[DIRECTIONS]
For every line in the data below that contains "Years", copy the line.

[GIVEN DATA]
######
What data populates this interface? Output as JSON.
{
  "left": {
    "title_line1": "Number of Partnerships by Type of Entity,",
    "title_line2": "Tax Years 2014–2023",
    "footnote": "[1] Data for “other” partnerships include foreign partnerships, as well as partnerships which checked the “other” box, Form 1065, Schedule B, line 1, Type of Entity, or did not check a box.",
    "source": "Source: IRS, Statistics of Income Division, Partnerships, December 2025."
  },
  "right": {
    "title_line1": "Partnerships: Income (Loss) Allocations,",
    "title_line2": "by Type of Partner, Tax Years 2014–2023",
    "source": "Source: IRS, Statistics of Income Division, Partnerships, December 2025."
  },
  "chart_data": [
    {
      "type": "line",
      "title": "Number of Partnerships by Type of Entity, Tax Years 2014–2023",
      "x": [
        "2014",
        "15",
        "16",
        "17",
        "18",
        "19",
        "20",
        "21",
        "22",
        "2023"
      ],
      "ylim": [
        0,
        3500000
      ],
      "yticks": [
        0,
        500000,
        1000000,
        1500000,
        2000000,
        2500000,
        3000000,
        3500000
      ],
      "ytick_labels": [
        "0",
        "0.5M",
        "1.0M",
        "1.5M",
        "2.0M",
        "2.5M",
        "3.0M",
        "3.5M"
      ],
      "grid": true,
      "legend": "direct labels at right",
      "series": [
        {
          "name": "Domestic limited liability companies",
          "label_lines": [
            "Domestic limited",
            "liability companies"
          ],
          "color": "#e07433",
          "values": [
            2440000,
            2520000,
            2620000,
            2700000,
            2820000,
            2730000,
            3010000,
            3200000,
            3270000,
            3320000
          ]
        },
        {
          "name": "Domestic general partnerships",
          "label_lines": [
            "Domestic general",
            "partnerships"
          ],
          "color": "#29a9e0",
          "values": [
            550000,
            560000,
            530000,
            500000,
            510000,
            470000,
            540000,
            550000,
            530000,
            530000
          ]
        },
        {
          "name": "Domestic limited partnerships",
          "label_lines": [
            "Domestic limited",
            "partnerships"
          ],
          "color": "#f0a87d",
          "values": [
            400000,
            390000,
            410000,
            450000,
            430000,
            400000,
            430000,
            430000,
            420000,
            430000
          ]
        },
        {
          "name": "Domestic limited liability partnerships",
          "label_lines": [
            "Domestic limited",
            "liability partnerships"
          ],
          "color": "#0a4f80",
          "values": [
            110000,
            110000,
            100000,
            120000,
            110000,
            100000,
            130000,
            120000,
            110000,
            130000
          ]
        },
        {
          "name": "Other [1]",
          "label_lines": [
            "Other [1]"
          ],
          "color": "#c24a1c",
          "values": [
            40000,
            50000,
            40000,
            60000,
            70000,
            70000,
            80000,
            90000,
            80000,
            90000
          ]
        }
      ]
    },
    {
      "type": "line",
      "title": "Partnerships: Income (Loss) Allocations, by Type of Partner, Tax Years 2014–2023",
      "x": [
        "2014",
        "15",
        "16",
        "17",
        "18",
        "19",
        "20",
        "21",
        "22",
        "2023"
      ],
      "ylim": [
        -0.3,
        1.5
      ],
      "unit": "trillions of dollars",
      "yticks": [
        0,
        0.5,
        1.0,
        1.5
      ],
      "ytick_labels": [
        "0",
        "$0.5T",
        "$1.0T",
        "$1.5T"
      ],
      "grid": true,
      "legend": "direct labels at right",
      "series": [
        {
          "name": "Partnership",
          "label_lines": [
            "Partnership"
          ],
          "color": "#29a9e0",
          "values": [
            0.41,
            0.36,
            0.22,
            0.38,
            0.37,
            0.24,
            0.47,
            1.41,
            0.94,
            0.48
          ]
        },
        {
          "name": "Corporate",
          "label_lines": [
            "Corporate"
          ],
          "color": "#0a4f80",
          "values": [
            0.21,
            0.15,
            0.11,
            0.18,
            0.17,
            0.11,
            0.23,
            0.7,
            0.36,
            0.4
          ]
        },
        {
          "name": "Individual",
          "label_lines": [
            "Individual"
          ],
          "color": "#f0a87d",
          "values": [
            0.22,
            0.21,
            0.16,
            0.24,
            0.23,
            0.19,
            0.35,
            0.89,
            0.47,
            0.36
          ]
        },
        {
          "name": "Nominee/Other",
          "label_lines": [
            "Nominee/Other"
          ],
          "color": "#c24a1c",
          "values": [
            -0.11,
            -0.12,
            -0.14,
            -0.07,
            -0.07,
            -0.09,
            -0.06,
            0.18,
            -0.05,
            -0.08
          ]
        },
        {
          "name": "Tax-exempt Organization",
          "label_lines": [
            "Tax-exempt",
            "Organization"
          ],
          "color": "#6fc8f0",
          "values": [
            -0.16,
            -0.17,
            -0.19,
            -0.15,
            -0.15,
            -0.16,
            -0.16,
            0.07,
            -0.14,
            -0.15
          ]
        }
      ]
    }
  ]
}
######
[FINAL ANSWER]
    "title_line2": "Tax Years 2014–2023",
    "title_line2": "by Type of Partner, Tax Years 2014–2023",
      "title": "Number of Partnerships by Type of Entity, Tax Years 2014–2023",
      "title": "Partnerships: Income (Loss) Allocations, by Type of Partner, Tax Years 2014–2023",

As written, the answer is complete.